=== Section Start ===

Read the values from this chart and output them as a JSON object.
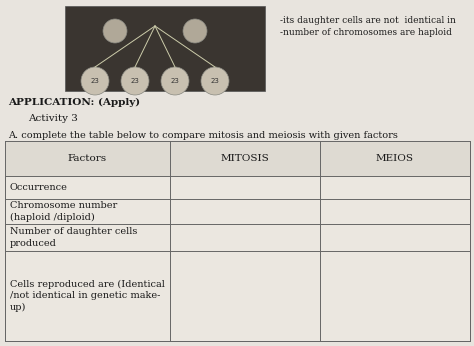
{
  "top_right_line1": "-its daughter cells are not  identical in",
  "top_right_line2": "-number of chromosomes are haploid",
  "app_label": "APPLICATION: (Apply)",
  "activity_label": "Activity 3",
  "instruction": "A. complete the table below to compare mitosis and meiosis with given factors",
  "col_headers": [
    "Factors",
    "MITOSIS",
    "MEIOS"
  ],
  "row_labels": [
    "Occurrence",
    "Chromosome number\n(haploid /diploid)",
    "Number of daughter cells\nproduced",
    "Cells reproduced are (Identical\n/not identical in genetic make-\nup)"
  ],
  "page_bg": "#cdc8bc",
  "content_bg": "#e8e4de",
  "table_bg": "#ebe7e0",
  "header_bg": "#dedad2",
  "border_color": "#666666",
  "text_color": "#1a1a1a",
  "font_size_header": 7.5,
  "font_size_body": 7.0,
  "font_size_app": 7.5,
  "font_size_top": 6.5,
  "fig_width": 4.74,
  "fig_height": 3.46
}
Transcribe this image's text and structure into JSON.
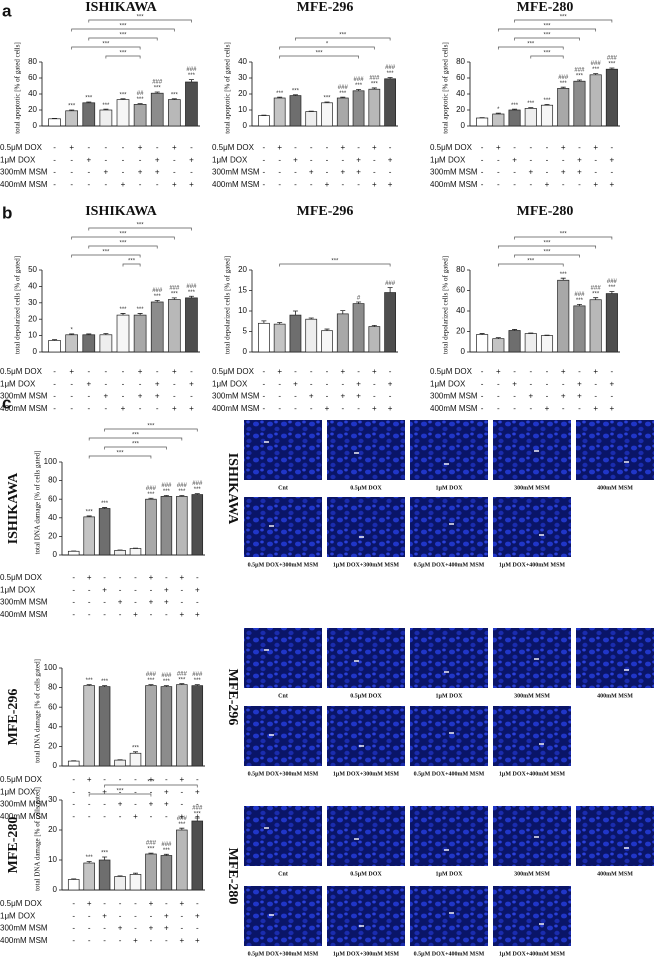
{
  "panel_labels": [
    "a",
    "b",
    "c"
  ],
  "bar_colors": [
    "#ffffff",
    "#c4c4c4",
    "#6e6e6e",
    "#eeeeee",
    "#f6f6f6",
    "#a8a8a8",
    "#8c8c8c",
    "#b8b8b8",
    "#4e4e4e"
  ],
  "treatments": {
    "rows": [
      {
        "label": "0.5μM DOX",
        "signs": [
          "-",
          "+",
          "-",
          "-",
          "-",
          "+",
          "-",
          "+",
          "-"
        ]
      },
      {
        "label": "1μM DOX",
        "signs": [
          "-",
          "-",
          "+",
          "-",
          "-",
          "-",
          "+",
          "-",
          "+"
        ]
      },
      {
        "label": "300mM MSM",
        "signs": [
          "-",
          "-",
          "-",
          "+",
          "-",
          "+",
          "+",
          "-",
          "-"
        ]
      },
      {
        "label": "400mM MSM",
        "signs": [
          "-",
          "-",
          "-",
          "-",
          "+",
          "-",
          "-",
          "+",
          "+"
        ]
      }
    ]
  },
  "chart_data": [
    {
      "type": "bar",
      "title": "ISHIKAWA",
      "y_label": "total apoptotic [% of gated cells]",
      "ylim": [
        0,
        80
      ],
      "yticks": [
        0,
        20,
        40,
        60,
        80
      ],
      "values": [
        9,
        19,
        29,
        20,
        33,
        27,
        41,
        33,
        55
      ],
      "errors": [
        0.5,
        1,
        1,
        1,
        1,
        1,
        1.5,
        1,
        3
      ],
      "annotations": [
        [],
        [
          "***"
        ],
        [
          "***"
        ],
        [
          "***"
        ],
        [
          "***"
        ],
        [
          "##",
          "***"
        ],
        [
          "###",
          "***"
        ],
        [
          "***"
        ],
        [
          "###",
          "***"
        ]
      ],
      "brackets": [
        {
          "from": 2,
          "to": 8,
          "label": "***"
        },
        {
          "from": 1,
          "to": 7,
          "label": "***"
        },
        {
          "from": 2,
          "to": 6,
          "label": "***"
        },
        {
          "from": 1,
          "to": 5,
          "label": "***"
        },
        {
          "from": 3,
          "to": 5,
          "label": "***"
        }
      ]
    },
    {
      "type": "bar",
      "title": "MFE-296",
      "y_label": "total apoptotic [% of gated cells]",
      "ylim": [
        0,
        40
      ],
      "yticks": [
        0,
        10,
        20,
        30,
        40
      ],
      "values": [
        6.5,
        17.5,
        19,
        9,
        14.5,
        17.5,
        22,
        23,
        29.5
      ],
      "errors": [
        0.3,
        0.5,
        0.5,
        0.3,
        0.5,
        0.5,
        0.8,
        0.8,
        0.8
      ],
      "annotations": [
        [],
        [
          "***"
        ],
        [
          "***"
        ],
        [],
        [
          "***"
        ],
        [
          "###",
          "***"
        ],
        [
          "###",
          "***"
        ],
        [
          "###",
          "***"
        ],
        [
          "###",
          "***"
        ]
      ],
      "brackets": [
        {
          "from": 2,
          "to": 8,
          "label": "***"
        },
        {
          "from": 1,
          "to": 7,
          "label": "*"
        },
        {
          "from": 1,
          "to": 6,
          "label": "***"
        }
      ]
    },
    {
      "type": "bar",
      "title": "MFE-280",
      "y_label": "total apoptotic [% of gated cells]",
      "ylim": [
        0,
        80
      ],
      "yticks": [
        0,
        20,
        40,
        60,
        80
      ],
      "values": [
        10,
        15,
        20,
        22,
        26,
        47,
        56,
        64,
        71
      ],
      "errors": [
        0.5,
        1,
        1,
        1,
        1,
        1.5,
        1.5,
        1.5,
        1.5
      ],
      "annotations": [
        [],
        [
          "*"
        ],
        [
          "***"
        ],
        [
          "***"
        ],
        [
          "***"
        ],
        [
          "###",
          "***"
        ],
        [
          "###",
          "***"
        ],
        [
          "###",
          "***"
        ],
        [
          "###",
          "***"
        ]
      ],
      "brackets": [
        {
          "from": 2,
          "to": 8,
          "label": "***"
        },
        {
          "from": 1,
          "to": 7,
          "label": "***"
        },
        {
          "from": 2,
          "to": 6,
          "label": "***"
        },
        {
          "from": 1,
          "to": 5,
          "label": "***"
        },
        {
          "from": 3,
          "to": 5,
          "label": "***"
        }
      ]
    },
    {
      "type": "bar",
      "title": "ISHIKAWA",
      "y_label": "total depolarized cells [% of gated]",
      "ylim": [
        0,
        50
      ],
      "yticks": [
        0,
        10,
        20,
        30,
        40,
        50
      ],
      "values": [
        7,
        10.5,
        10.5,
        10.5,
        22.5,
        22.5,
        30.5,
        32,
        33
      ],
      "errors": [
        0.5,
        0.5,
        0.5,
        0.8,
        1,
        1,
        1,
        1,
        1
      ],
      "annotations": [
        [],
        [
          "*"
        ],
        [],
        [],
        [
          "***"
        ],
        [
          "***"
        ],
        [
          "###",
          "***"
        ],
        [
          "###",
          "***"
        ],
        [
          "###",
          "***"
        ]
      ],
      "brackets": [
        {
          "from": 2,
          "to": 8,
          "label": "***"
        },
        {
          "from": 1,
          "to": 7,
          "label": "***"
        },
        {
          "from": 2,
          "to": 6,
          "label": "***"
        },
        {
          "from": 1,
          "to": 5,
          "label": "***"
        },
        {
          "from": 4,
          "to": 5,
          "label": "***"
        }
      ]
    },
    {
      "type": "bar",
      "title": "MFE-296",
      "y_label": "total depolarized cells [% of gated]",
      "ylim": [
        0,
        20
      ],
      "yticks": [
        0,
        5,
        10,
        15,
        20
      ],
      "values": [
        7,
        6.8,
        9,
        8,
        5.2,
        9.3,
        11.8,
        6.2,
        14.5
      ],
      "errors": [
        0.6,
        0.4,
        1,
        0.3,
        0.4,
        0.8,
        0.4,
        0.3,
        1.2
      ],
      "annotations": [
        [],
        [],
        [],
        [],
        [],
        [],
        [
          "#"
        ],
        [],
        [
          "###"
        ]
      ],
      "brackets": [
        {
          "from": 1,
          "to": 8,
          "label": "***"
        }
      ]
    },
    {
      "type": "bar",
      "title": "MFE-280",
      "y_label": "total depolarized cells [% of gated]",
      "ylim": [
        0,
        80
      ],
      "yticks": [
        0,
        20,
        40,
        60,
        80
      ],
      "values": [
        17,
        13,
        21,
        18,
        16,
        70,
        45,
        51,
        57
      ],
      "errors": [
        1,
        1,
        1,
        0.5,
        0.5,
        2,
        1.5,
        2,
        2
      ],
      "annotations": [
        [],
        [],
        [],
        [],
        [],
        [
          "***"
        ],
        [
          "###",
          "***"
        ],
        [
          "###",
          "***"
        ],
        [
          "###",
          "***"
        ]
      ],
      "brackets": [
        {
          "from": 2,
          "to": 8,
          "label": "***"
        },
        {
          "from": 1,
          "to": 7,
          "label": "***"
        },
        {
          "from": 2,
          "to": 6,
          "label": "***"
        },
        {
          "from": 1,
          "to": 5,
          "label": "***"
        }
      ]
    },
    {
      "type": "bar",
      "title": "ISHIKAWA",
      "y_label": "total DNA damage [% of cells gated]",
      "ylim": [
        0,
        100
      ],
      "yticks": [
        0,
        20,
        40,
        60,
        80,
        100
      ],
      "values": [
        4,
        41,
        50,
        5,
        7,
        60,
        63,
        63,
        65
      ],
      "errors": [
        0.3,
        1,
        1,
        0.3,
        0.3,
        1,
        1,
        1,
        1
      ],
      "annotations": [
        [],
        [
          "***"
        ],
        [
          "***"
        ],
        [],
        [],
        [
          "###",
          "***"
        ],
        [
          "###",
          "***"
        ],
        [
          "###",
          "***"
        ],
        [
          "###",
          "***"
        ]
      ],
      "brackets": [
        {
          "from": 2,
          "to": 8,
          "label": "***"
        },
        {
          "from": 1,
          "to": 7,
          "label": "***"
        },
        {
          "from": 2,
          "to": 6,
          "label": "***"
        },
        {
          "from": 1,
          "to": 5,
          "label": "***"
        }
      ]
    },
    {
      "type": "bar",
      "title": "MFE-296",
      "y_label": "total DNA damage [% of cells gated]",
      "ylim": [
        0,
        100
      ],
      "yticks": [
        0,
        20,
        40,
        60,
        80,
        100
      ],
      "values": [
        5,
        82,
        81,
        6,
        13,
        82,
        81,
        83,
        82
      ],
      "errors": [
        0.3,
        1,
        1,
        0.3,
        1.5,
        1,
        1,
        1,
        1
      ],
      "annotations": [
        [],
        [
          "***"
        ],
        [
          "***"
        ],
        [],
        [
          "***"
        ],
        [
          "###",
          "***"
        ],
        [
          "###",
          "***"
        ],
        [
          "###",
          "***"
        ],
        [
          "###",
          "***"
        ]
      ],
      "brackets": []
    },
    {
      "type": "bar",
      "title": "MFE-280",
      "y_label": "total DNA damage [% of cells gated]",
      "ylim": [
        0,
        30
      ],
      "yticks": [
        0,
        10,
        20,
        30
      ],
      "values": [
        3.5,
        9,
        10,
        4.5,
        5.2,
        12,
        11.5,
        20,
        23
      ],
      "errors": [
        0.2,
        0.5,
        1,
        0.2,
        0.4,
        0.3,
        0.4,
        0.6,
        1
      ],
      "annotations": [
        [],
        [
          "***"
        ],
        [
          "***"
        ],
        [],
        [],
        [
          "###",
          "***"
        ],
        [
          "###",
          "***"
        ],
        [
          "###",
          "***"
        ],
        [
          "###",
          "***"
        ]
      ],
      "brackets": [
        {
          "from": 2,
          "to": 8,
          "label": "***"
        },
        {
          "from": 1,
          "to": 5,
          "label": "***"
        }
      ]
    }
  ],
  "image_grids": [
    {
      "label": "ISHIKAWA",
      "captions": [
        "Cnt",
        "0.5μM DOX",
        "1μM DOX",
        "300mM MSM",
        "400mM MSM",
        "0.5μM DOX+300mM MSM",
        "1μM DOX+300mM MSM",
        "0.5μM DOX+400mM MSM",
        "1μM DOX+400mM MSM"
      ]
    },
    {
      "label": "MFE-296",
      "captions": [
        "Cnt",
        "0.5μM DOX",
        "1μM DOX",
        "300mM MSM",
        "400mM MSM",
        "0.5μM DOX+300mM MSM",
        "1μM DOX+300mM MSM",
        "0.5μM DOX+400mM MSM",
        "1μM DOX+400mM MSM"
      ]
    },
    {
      "label": "MFE-280",
      "captions": [
        "Cnt",
        "0.5μM DOX",
        "1μM DOX",
        "300mM MSM",
        "400mM MSM",
        "0.5μM DOX+300mM MSM",
        "1μM DOX+300mM MSM",
        "0.5μM DOX+400mM MSM",
        "1μM DOX+400mM MSM"
      ]
    }
  ]
}
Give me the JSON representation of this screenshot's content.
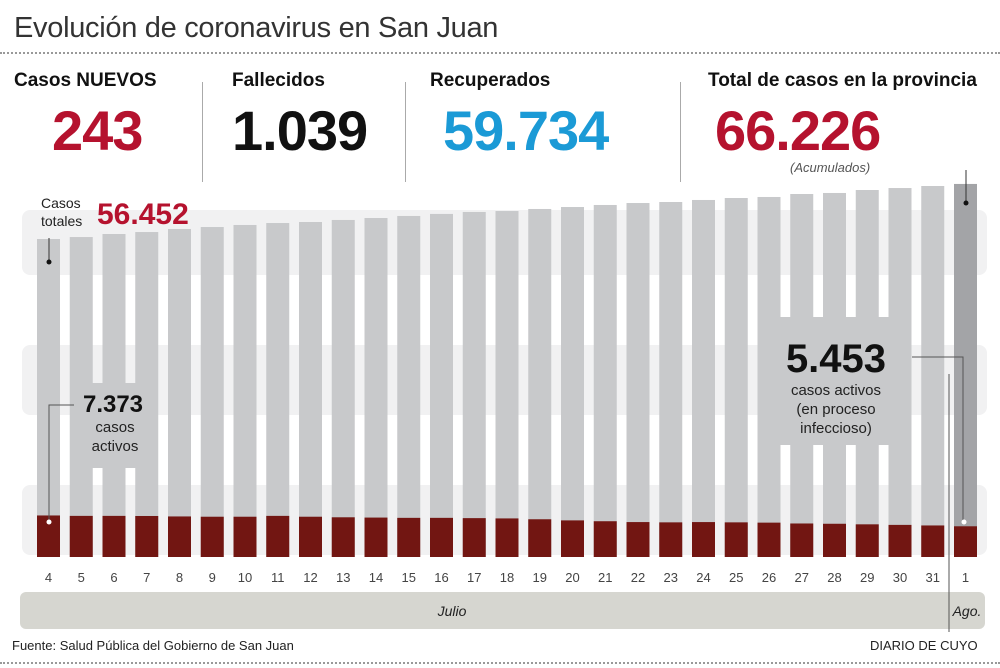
{
  "header": {
    "title": "Evolución de coronavirus en San Juan"
  },
  "stats": [
    {
      "label": "Casos NUEVOS",
      "value": "243",
      "color": "#b5122e"
    },
    {
      "label": "Fallecidos",
      "value": "1.039",
      "color": "#111111"
    },
    {
      "label": "Recuperados",
      "value": "59.734",
      "color": "#1b9ad6"
    },
    {
      "label": "Total de casos en la provincia",
      "value": "66.226",
      "color": "#b5122e",
      "note": "(Acumulados)"
    }
  ],
  "annotations": {
    "totales_label_1": "Casos",
    "totales_label_2": "totales",
    "totales_value": "56.452",
    "activos_start_value": "7.373",
    "activos_start_1": "casos",
    "activos_start_2": "activos",
    "activos_end_value": "5.453",
    "activos_end_1": "casos activos",
    "activos_end_2": "(en proceso",
    "activos_end_3": "infeccioso)"
  },
  "chart_data": {
    "type": "bar",
    "categories": [
      "4",
      "5",
      "6",
      "7",
      "8",
      "9",
      "10",
      "11",
      "12",
      "13",
      "14",
      "15",
      "16",
      "17",
      "18",
      "19",
      "20",
      "21",
      "22",
      "23",
      "24",
      "25",
      "26",
      "27",
      "28",
      "29",
      "30",
      "31",
      "1"
    ],
    "months": [
      {
        "label": "Julio"
      },
      {
        "label": "Ago."
      }
    ],
    "series": [
      {
        "name": "Casos totales",
        "color": "#c8c9cb",
        "highlight_color": "#a3a4a7",
        "values": [
          56452,
          56800,
          57340,
          57690,
          58230,
          58580,
          58940,
          59290,
          59470,
          59830,
          60180,
          60540,
          60900,
          61250,
          61420,
          61780,
          62130,
          62490,
          62840,
          63020,
          63380,
          63730,
          63910,
          64440,
          64620,
          65150,
          65500,
          65860,
          66226
        ]
      },
      {
        "name": "casos activos",
        "color": "#721612",
        "values": [
          7373,
          7300,
          7300,
          7280,
          7200,
          7150,
          7150,
          7300,
          7150,
          7050,
          7000,
          6950,
          6950,
          6900,
          6850,
          6700,
          6500,
          6350,
          6200,
          6150,
          6200,
          6150,
          6100,
          5950,
          5900,
          5800,
          5700,
          5600,
          5453
        ]
      }
    ],
    "grid": false
  },
  "footer": {
    "source": "Fuente: Salud Pública del Gobierno de San Juan",
    "brand": "DIARIO DE CUYO"
  }
}
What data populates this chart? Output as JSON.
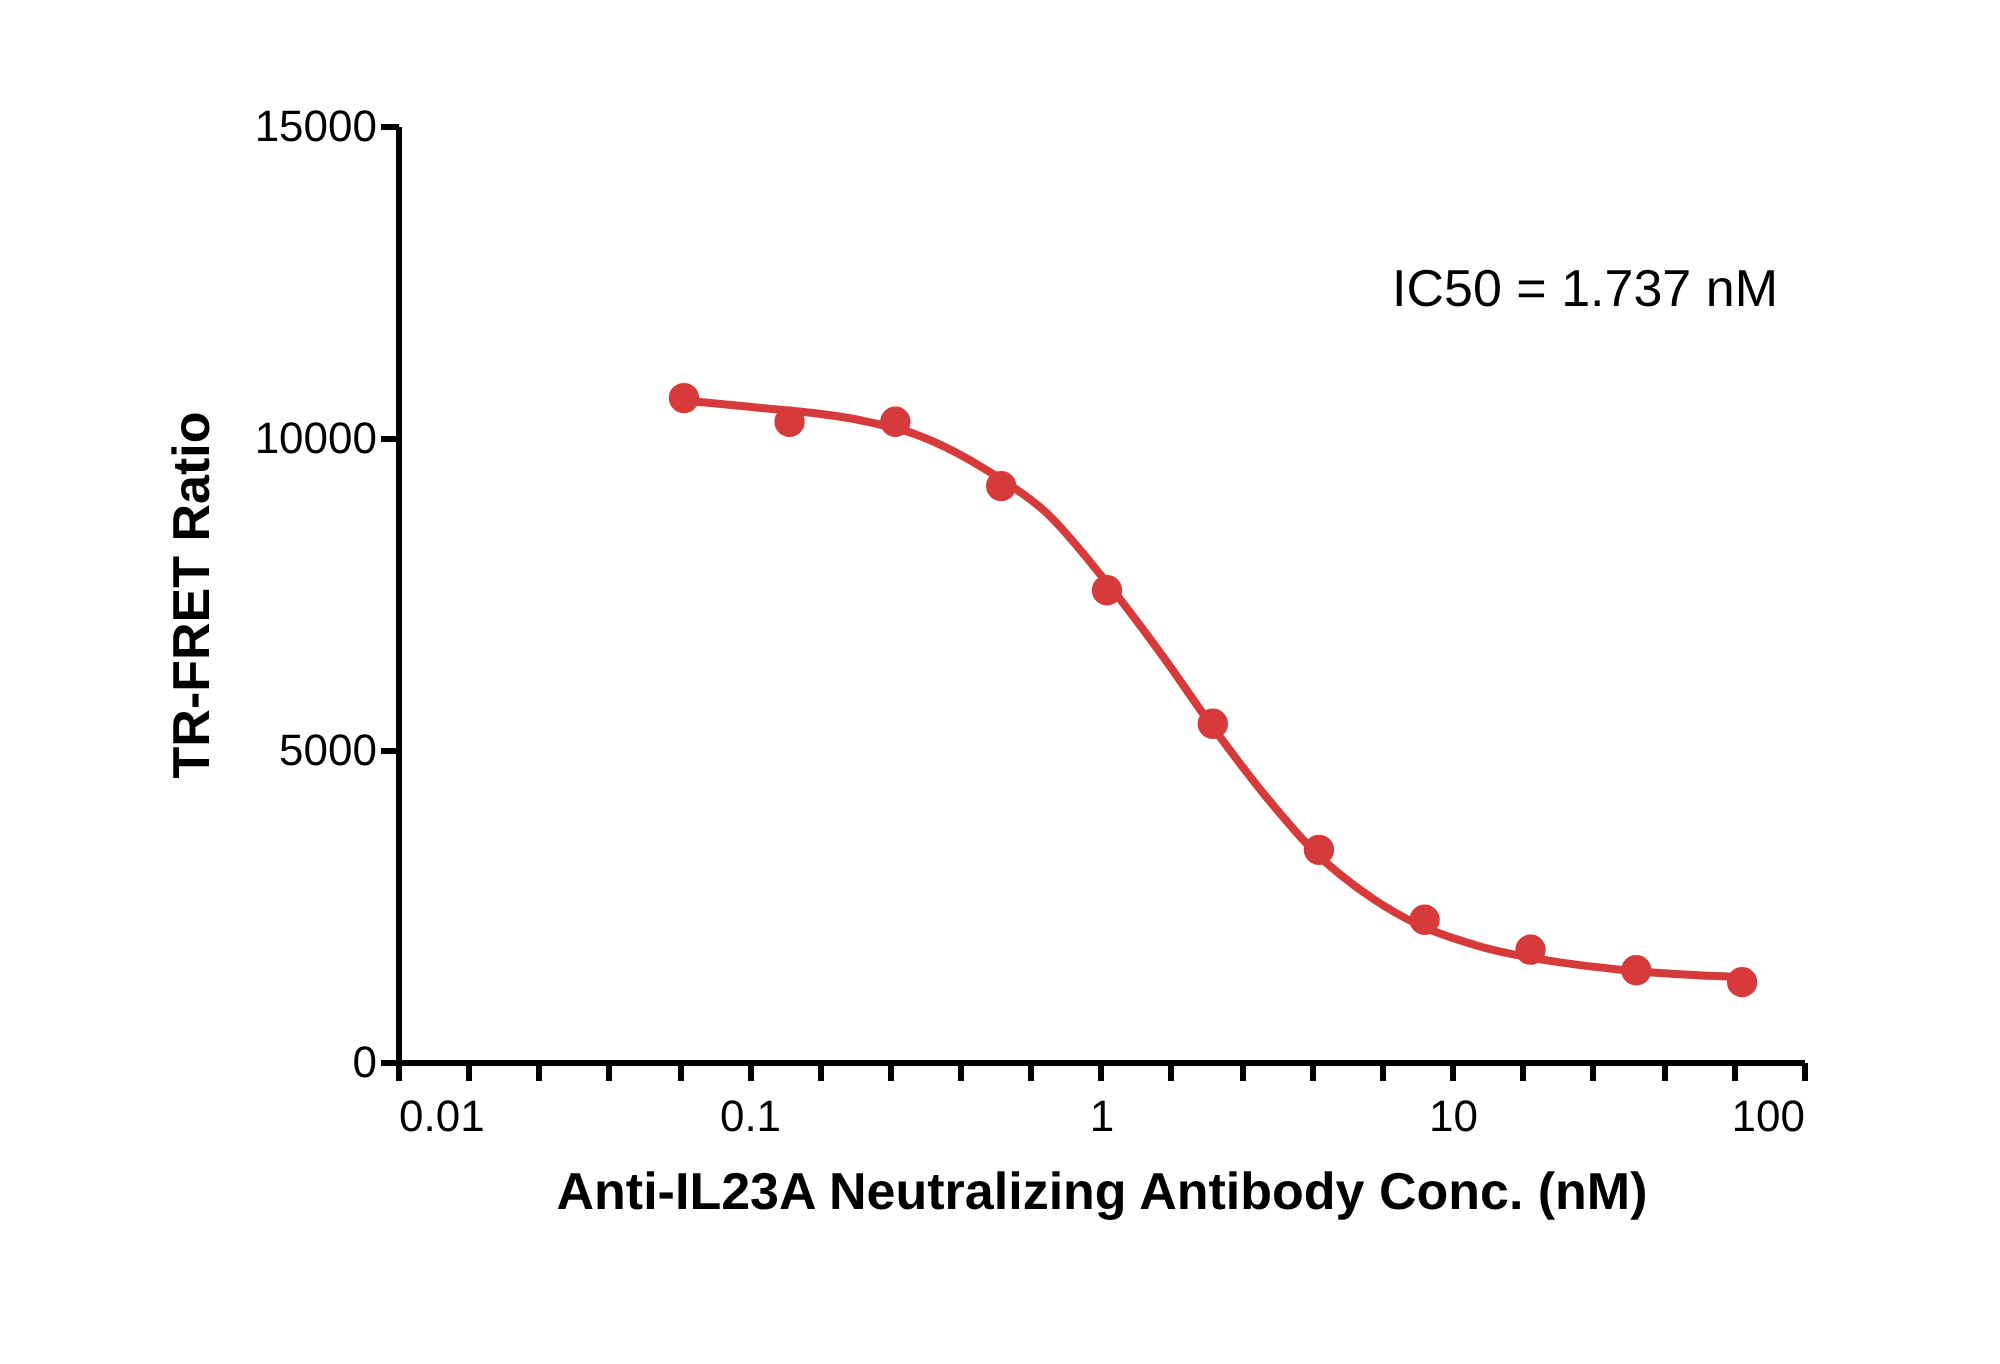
{
  "chart_data": {
    "type": "scatter",
    "xlabel": "Anti-IL23A Neutralizing Antibody Conc. (nM)",
    "ylabel": "TR-FRET Ratio",
    "log": "x",
    "grid": false,
    "annotations": [
      "IC50 = 1.737 nM"
    ],
    "xlim": [
      0.01,
      100
    ],
    "ylim": [
      0,
      15000
    ],
    "yticks": [
      0,
      5000,
      10000,
      15000
    ],
    "xticks": [
      "0.01",
      {
        "value": 0.0158,
        "label": null
      },
      {
        "value": 0.0251,
        "label": null
      },
      {
        "value": 0.0398,
        "label": null
      },
      {
        "value": 0.0631,
        "label": null
      },
      "0.1",
      {
        "value": 0.158,
        "label": null
      },
      {
        "value": 0.251,
        "label": null
      },
      {
        "value": 0.398,
        "label": null
      },
      {
        "value": 0.631,
        "label": null
      },
      1,
      {
        "value": 1.58,
        "label": null
      },
      {
        "value": 2.51,
        "label": null
      },
      {
        "value": 3.98,
        "label": null
      },
      {
        "value": 6.31,
        "label": null
      },
      10,
      {
        "value": 15.8,
        "label": null
      },
      {
        "value": 25.1,
        "label": null
      },
      {
        "value": 39.8,
        "label": null
      },
      {
        "value": 63.1,
        "label": null
      },
      100
    ],
    "series": [
      {
        "color": "#d63a3a",
        "marker": "circle",
        "x": [
          0.0651,
          0.13,
          0.26,
          0.52,
          1.04,
          2.08,
          4.17,
          8.33,
          16.67,
          33.33,
          66.67
        ],
        "values": [
          10640,
          10260,
          10260,
          9230,
          7560,
          5420,
          3400,
          2280,
          1800,
          1470,
          1280
        ]
      },
      {
        "type": "line",
        "color": "#d63a3a",
        "line_style": "solid",
        "x": [
          0.065,
          0.1,
          0.2,
          0.3,
          0.5,
          0.7,
          1,
          1.5,
          2,
          3,
          4,
          6,
          8,
          12,
          20,
          30,
          50,
          66.7
        ],
        "values": [
          10600,
          10500,
          10300,
          10050,
          9400,
          8800,
          7800,
          6500,
          5500,
          4200,
          3400,
          2600,
          2200,
          1850,
          1600,
          1480,
          1390,
          1360
        ]
      }
    ]
  }
}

=== Section End ===

- **WHAT TO DO**:
Among the records above, find the lines where the word "name" appears and copy them.

- **PROBLEM SOLUTION**:
        "name": "Casos totales",
        "name": "casos activos",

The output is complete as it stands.